Work required –
From the listing below, pull out every line where the string "concept" appears.

Data records:
____
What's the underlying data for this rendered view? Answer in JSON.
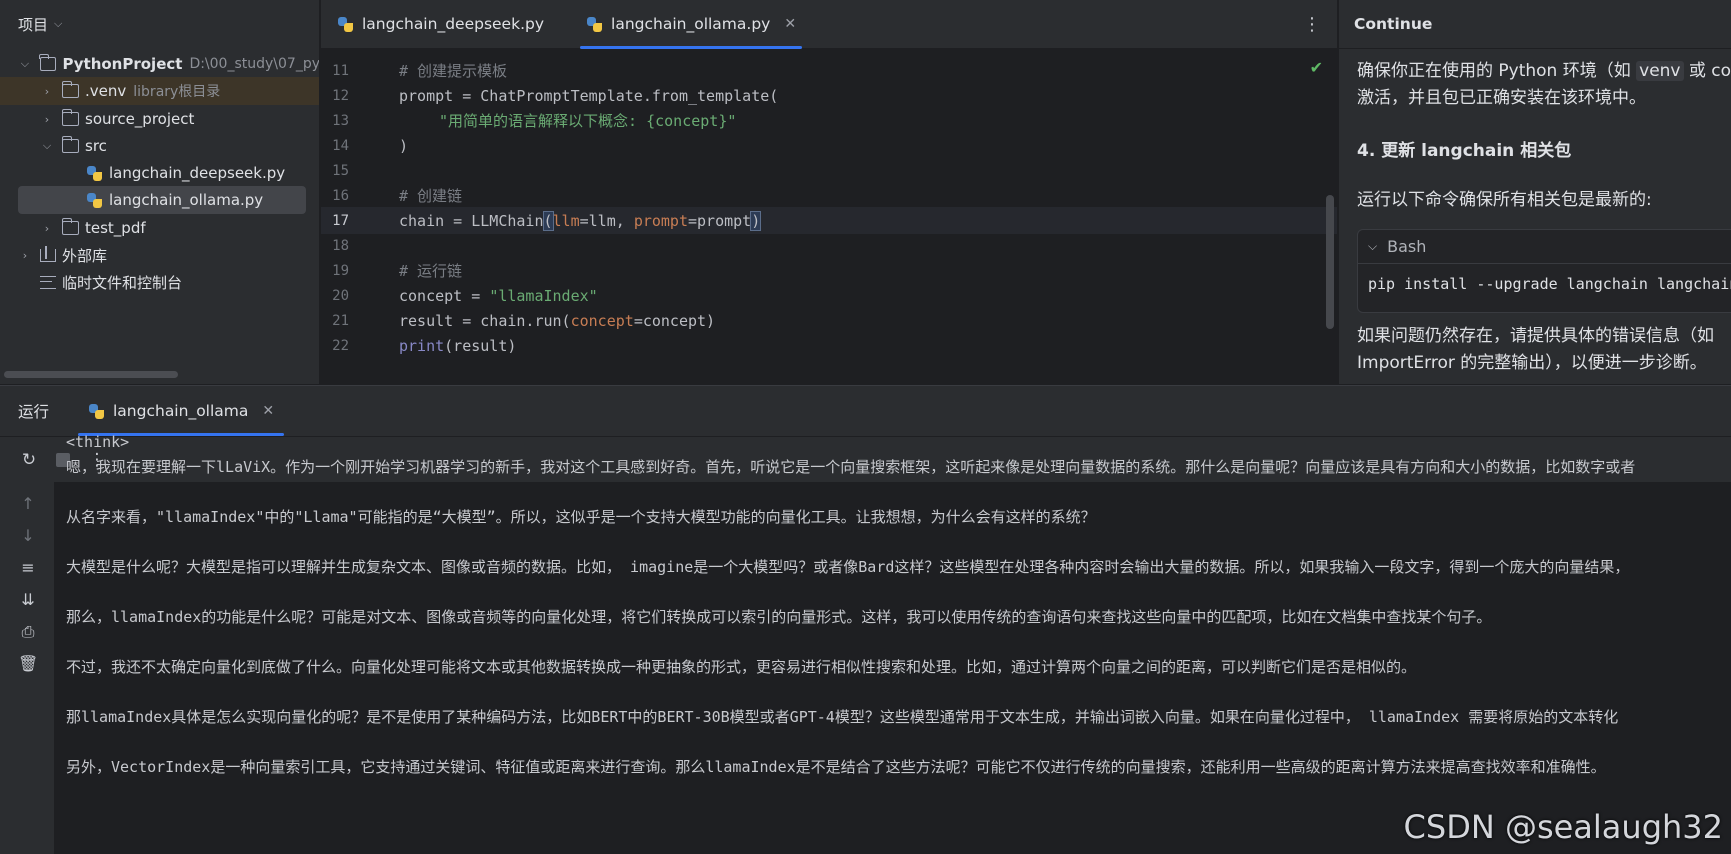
{
  "project": {
    "header": "项目",
    "root_name": "PythonProject",
    "root_path": "D:\\00_study\\07_py",
    "items": [
      {
        "name": ".venv",
        "note": "library根目录"
      },
      {
        "name": "source_project"
      },
      {
        "name": "src"
      },
      {
        "name": "langchain_deepseek.py"
      },
      {
        "name": "langchain_ollama.py"
      },
      {
        "name": "test_pdf"
      },
      {
        "name": "外部库"
      },
      {
        "name": "临时文件和控制台"
      }
    ]
  },
  "editor": {
    "tabs": [
      {
        "label": "langchain_deepseek.py"
      },
      {
        "label": "langchain_ollama.py"
      }
    ],
    "tab_close": "✕",
    "more": "⋮",
    "line_numbers": [
      "11",
      "12",
      "13",
      "14",
      "15",
      "16",
      "17",
      "18",
      "19",
      "20",
      "21",
      "22"
    ],
    "lines": {
      "l11": "# 创建提示模板",
      "l12": "prompt = ChatPromptTemplate.from_template(",
      "l13": "\"用简单的语言解释以下概念: {concept}\"",
      "l14": ")",
      "l16": "# 创建链",
      "l17_a": "chain = LLMChain",
      "l17_b": "(",
      "l17_c": "llm",
      "l17_d": "=llm, ",
      "l17_e": "prompt",
      "l17_f": "=prompt",
      "l17_g": ")",
      "l19": "# 运行链",
      "l20_a": "concept = ",
      "l20_b": "\"llamaIndex\"",
      "l21_a": "result = chain.run(",
      "l21_b": "concept",
      "l21_c": "=concept)",
      "l22_a": "print",
      "l22_b": "(result)"
    },
    "check": "✔"
  },
  "continue_panel": {
    "title": "Continue",
    "p1_a": "确保你正在使用的 Python 环境（如 ",
    "p1_code": "venv",
    "p1_b": " 或 cor",
    "p1_line2": "激活，并且包已正确安装在该环境中。",
    "heading": "4. 更新 langchain 相关包",
    "p2": "运行以下命令确保所有相关包是最新的:",
    "code_lang": "Bash",
    "code_cmd": "pip install --upgrade langchain langchain",
    "p3_line1": "如果问题仍然存在，请提供具体的错误信息（如",
    "p3_line2": "ImportError 的完整输出），以便进一步诊断。"
  },
  "run": {
    "label": "运行",
    "tab": "langchain_ollama",
    "output": [
      "<think>",
      "嗯，我现在要理解一下lLaViX。作为一个刚开始学习机器学习的新手，我对这个工具感到好奇。首先，听说它是一个向量搜索框架，这听起来像是处理向量数据的系统。那什么是向量呢？向量应该是具有方向和大小的数据，比如数字或者",
      "从名字来看，\"llamaIndex\"中的\"Llama\"可能指的是“大模型”。所以，这似乎是一个支持大模型功能的向量化工具。让我想想，为什么会有这样的系统？",
      "大模型是什么呢？大模型是指可以理解并生成复杂文本、图像或音频的数据。比如， imagine是一个大模型吗？或者像Bard这样？这些模型在处理各种内容时会输出大量的数据。所以，如果我输入一段文字，得到一个庞大的向量结果，",
      "那么，llamaIndex的功能是什么呢？可能是对文本、图像或音频等的向量化处理，将它们转换成可以索引的向量形式。这样，我可以使用传统的查询语句来查找这些向量中的匹配项，比如在文档集中查找某个句子。",
      "不过，我还不太确定向量化到底做了什么。向量化处理可能将文本或其他数据转换成一种更抽象的形式，更容易进行相似性搜索和处理。比如，通过计算两个向量之间的距离，可以判断它们是否是相似的。",
      "那llamaIndex具体是怎么实现向量化的呢？是不是使用了某种编码方法，比如BERT中的BERT-30B模型或者GPT-4模型？这些模型通常用于文本生成，并输出词嵌入向量。如果在向量化过程中， llamaIndex 需要将原始的文本转化",
      "另外，VectorIndex是一种向量索引工具，它支持通过关键词、特征值或距离来进行查询。那么llamaIndex是不是结合了这些方法呢？可能它不仅进行传统的向量搜索，还能利用一些高级的距离计算方法来提高查找效率和准确性。"
    ]
  },
  "watermark": "CSDN @sealaugh32"
}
____
Exercise solution –
      "l13": "\"用简单的语言解释以下概念: {concept}\"",
      "l20_a": "concept = ",
      "l21_b": "concept",
      "l21_c": "=concept)",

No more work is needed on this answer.